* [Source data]
——————

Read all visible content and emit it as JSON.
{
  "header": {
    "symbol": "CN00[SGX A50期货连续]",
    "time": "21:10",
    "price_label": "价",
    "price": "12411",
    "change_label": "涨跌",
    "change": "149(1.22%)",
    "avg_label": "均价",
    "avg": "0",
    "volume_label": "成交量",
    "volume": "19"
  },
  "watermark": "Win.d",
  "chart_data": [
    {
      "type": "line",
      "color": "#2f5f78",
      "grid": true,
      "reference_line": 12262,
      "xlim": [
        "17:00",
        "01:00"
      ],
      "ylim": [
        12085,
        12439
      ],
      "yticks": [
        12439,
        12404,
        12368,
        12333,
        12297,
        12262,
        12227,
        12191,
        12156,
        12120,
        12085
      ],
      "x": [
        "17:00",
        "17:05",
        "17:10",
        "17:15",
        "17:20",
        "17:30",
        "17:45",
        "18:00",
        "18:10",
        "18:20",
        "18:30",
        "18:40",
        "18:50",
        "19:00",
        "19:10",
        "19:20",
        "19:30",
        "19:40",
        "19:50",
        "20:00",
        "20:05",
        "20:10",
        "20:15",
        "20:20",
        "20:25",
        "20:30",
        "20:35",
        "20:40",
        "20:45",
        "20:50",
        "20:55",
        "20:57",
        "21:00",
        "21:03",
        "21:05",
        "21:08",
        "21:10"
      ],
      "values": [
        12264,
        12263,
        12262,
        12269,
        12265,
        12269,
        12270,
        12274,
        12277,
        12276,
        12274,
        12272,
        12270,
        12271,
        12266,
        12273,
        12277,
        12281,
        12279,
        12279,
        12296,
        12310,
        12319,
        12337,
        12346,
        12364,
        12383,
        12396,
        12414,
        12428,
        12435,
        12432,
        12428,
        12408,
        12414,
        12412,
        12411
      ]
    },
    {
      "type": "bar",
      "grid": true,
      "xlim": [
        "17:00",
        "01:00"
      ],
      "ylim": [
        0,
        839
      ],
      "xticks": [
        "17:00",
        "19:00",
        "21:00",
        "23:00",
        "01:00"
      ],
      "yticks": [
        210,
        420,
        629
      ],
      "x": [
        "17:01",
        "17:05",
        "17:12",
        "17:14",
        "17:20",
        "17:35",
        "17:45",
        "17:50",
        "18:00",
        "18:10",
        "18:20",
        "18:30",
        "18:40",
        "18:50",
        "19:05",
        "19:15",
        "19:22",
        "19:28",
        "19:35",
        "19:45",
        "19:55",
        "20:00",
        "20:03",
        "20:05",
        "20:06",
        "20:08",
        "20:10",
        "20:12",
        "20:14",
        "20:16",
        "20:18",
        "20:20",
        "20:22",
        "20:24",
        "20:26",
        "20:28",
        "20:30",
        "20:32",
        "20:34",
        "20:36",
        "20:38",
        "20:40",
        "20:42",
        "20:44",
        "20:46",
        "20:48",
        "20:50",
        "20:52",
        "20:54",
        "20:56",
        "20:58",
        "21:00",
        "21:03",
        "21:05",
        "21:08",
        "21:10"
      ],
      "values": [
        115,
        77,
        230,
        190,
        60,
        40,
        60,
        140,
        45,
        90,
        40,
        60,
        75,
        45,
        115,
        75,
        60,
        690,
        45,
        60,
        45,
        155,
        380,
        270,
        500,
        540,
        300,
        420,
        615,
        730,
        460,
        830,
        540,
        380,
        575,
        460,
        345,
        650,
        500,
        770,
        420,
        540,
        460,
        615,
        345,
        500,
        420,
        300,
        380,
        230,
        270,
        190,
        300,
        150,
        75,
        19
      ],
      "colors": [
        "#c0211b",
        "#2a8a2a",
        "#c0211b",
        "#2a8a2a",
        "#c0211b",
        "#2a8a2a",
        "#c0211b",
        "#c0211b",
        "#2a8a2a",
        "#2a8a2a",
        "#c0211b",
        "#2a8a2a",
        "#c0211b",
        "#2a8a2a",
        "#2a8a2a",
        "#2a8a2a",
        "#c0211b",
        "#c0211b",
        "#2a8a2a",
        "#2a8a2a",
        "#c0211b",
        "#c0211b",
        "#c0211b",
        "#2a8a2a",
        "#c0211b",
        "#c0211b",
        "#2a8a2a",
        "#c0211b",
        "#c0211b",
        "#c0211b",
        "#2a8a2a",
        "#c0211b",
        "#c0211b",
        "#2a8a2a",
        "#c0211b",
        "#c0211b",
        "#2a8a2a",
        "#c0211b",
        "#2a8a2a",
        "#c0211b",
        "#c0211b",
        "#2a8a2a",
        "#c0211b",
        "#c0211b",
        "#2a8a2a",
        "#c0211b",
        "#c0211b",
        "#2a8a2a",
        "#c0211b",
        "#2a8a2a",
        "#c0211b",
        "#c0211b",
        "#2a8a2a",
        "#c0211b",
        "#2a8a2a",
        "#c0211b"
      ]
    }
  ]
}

——————

* [WORK TO DO] Copy the material above verbatim.

* [COMPLETE ANSWER]
Read all visible content and emit it as JSON.
{
  "header": {
    "symbol": "CN00[SGX A50期货连续]",
    "time": "21:10",
    "price_label": "价",
    "price": "12411",
    "change_label": "涨跌",
    "change": "149(1.22%)",
    "avg_label": "均价",
    "avg": "0",
    "volume_label": "成交量",
    "volume": "19"
  },
  "watermark": "Win.d",
  "chart_data": [
    {
      "type": "line",
      "color": "#2f5f78",
      "grid": true,
      "reference_line": 12262,
      "xlim": [
        "17:00",
        "01:00"
      ],
      "ylim": [
        12085,
        12439
      ],
      "yticks": [
        12439,
        12404,
        12368,
        12333,
        12297,
        12262,
        12227,
        12191,
        12156,
        12120,
        12085
      ],
      "x": [
        "17:00",
        "17:05",
        "17:10",
        "17:15",
        "17:20",
        "17:30",
        "17:45",
        "18:00",
        "18:10",
        "18:20",
        "18:30",
        "18:40",
        "18:50",
        "19:00",
        "19:10",
        "19:20",
        "19:30",
        "19:40",
        "19:50",
        "20:00",
        "20:05",
        "20:10",
        "20:15",
        "20:20",
        "20:25",
        "20:30",
        "20:35",
        "20:40",
        "20:45",
        "20:50",
        "20:55",
        "20:57",
        "21:00",
        "21:03",
        "21:05",
        "21:08",
        "21:10"
      ],
      "values": [
        12264,
        12263,
        12262,
        12269,
        12265,
        12269,
        12270,
        12274,
        12277,
        12276,
        12274,
        12272,
        12270,
        12271,
        12266,
        12273,
        12277,
        12281,
        12279,
        12279,
        12296,
        12310,
        12319,
        12337,
        12346,
        12364,
        12383,
        12396,
        12414,
        12428,
        12435,
        12432,
        12428,
        12408,
        12414,
        12412,
        12411
      ]
    },
    {
      "type": "bar",
      "grid": true,
      "xlim": [
        "17:00",
        "01:00"
      ],
      "ylim": [
        0,
        839
      ],
      "xticks": [
        "17:00",
        "19:00",
        "21:00",
        "23:00",
        "01:00"
      ],
      "yticks": [
        210,
        420,
        629
      ],
      "x": [
        "17:01",
        "17:05",
        "17:12",
        "17:14",
        "17:20",
        "17:35",
        "17:45",
        "17:50",
        "18:00",
        "18:10",
        "18:20",
        "18:30",
        "18:40",
        "18:50",
        "19:05",
        "19:15",
        "19:22",
        "19:28",
        "19:35",
        "19:45",
        "19:55",
        "20:00",
        "20:03",
        "20:05",
        "20:06",
        "20:08",
        "20:10",
        "20:12",
        "20:14",
        "20:16",
        "20:18",
        "20:20",
        "20:22",
        "20:24",
        "20:26",
        "20:28",
        "20:30",
        "20:32",
        "20:34",
        "20:36",
        "20:38",
        "20:40",
        "20:42",
        "20:44",
        "20:46",
        "20:48",
        "20:50",
        "20:52",
        "20:54",
        "20:56",
        "20:58",
        "21:00",
        "21:03",
        "21:05",
        "21:08",
        "21:10"
      ],
      "values": [
        115,
        77,
        230,
        190,
        60,
        40,
        60,
        140,
        45,
        90,
        40,
        60,
        75,
        45,
        115,
        75,
        60,
        690,
        45,
        60,
        45,
        155,
        380,
        270,
        500,
        540,
        300,
        420,
        615,
        730,
        460,
        830,
        540,
        380,
        575,
        460,
        345,
        650,
        500,
        770,
        420,
        540,
        460,
        615,
        345,
        500,
        420,
        300,
        380,
        230,
        270,
        190,
        300,
        150,
        75,
        19
      ],
      "colors": [
        "#c0211b",
        "#2a8a2a",
        "#c0211b",
        "#2a8a2a",
        "#c0211b",
        "#2a8a2a",
        "#c0211b",
        "#c0211b",
        "#2a8a2a",
        "#2a8a2a",
        "#c0211b",
        "#2a8a2a",
        "#c0211b",
        "#2a8a2a",
        "#2a8a2a",
        "#2a8a2a",
        "#c0211b",
        "#c0211b",
        "#2a8a2a",
        "#2a8a2a",
        "#c0211b",
        "#c0211b",
        "#c0211b",
        "#2a8a2a",
        "#c0211b",
        "#c0211b",
        "#2a8a2a",
        "#c0211b",
        "#c0211b",
        "#c0211b",
        "#2a8a2a",
        "#c0211b",
        "#c0211b",
        "#2a8a2a",
        "#c0211b",
        "#c0211b",
        "#2a8a2a",
        "#c0211b",
        "#2a8a2a",
        "#c0211b",
        "#c0211b",
        "#2a8a2a",
        "#c0211b",
        "#c0211b",
        "#2a8a2a",
        "#c0211b",
        "#c0211b",
        "#2a8a2a",
        "#c0211b",
        "#2a8a2a",
        "#c0211b",
        "#c0211b",
        "#2a8a2a",
        "#c0211b",
        "#2a8a2a",
        "#c0211b"
      ]
    }
  ]
}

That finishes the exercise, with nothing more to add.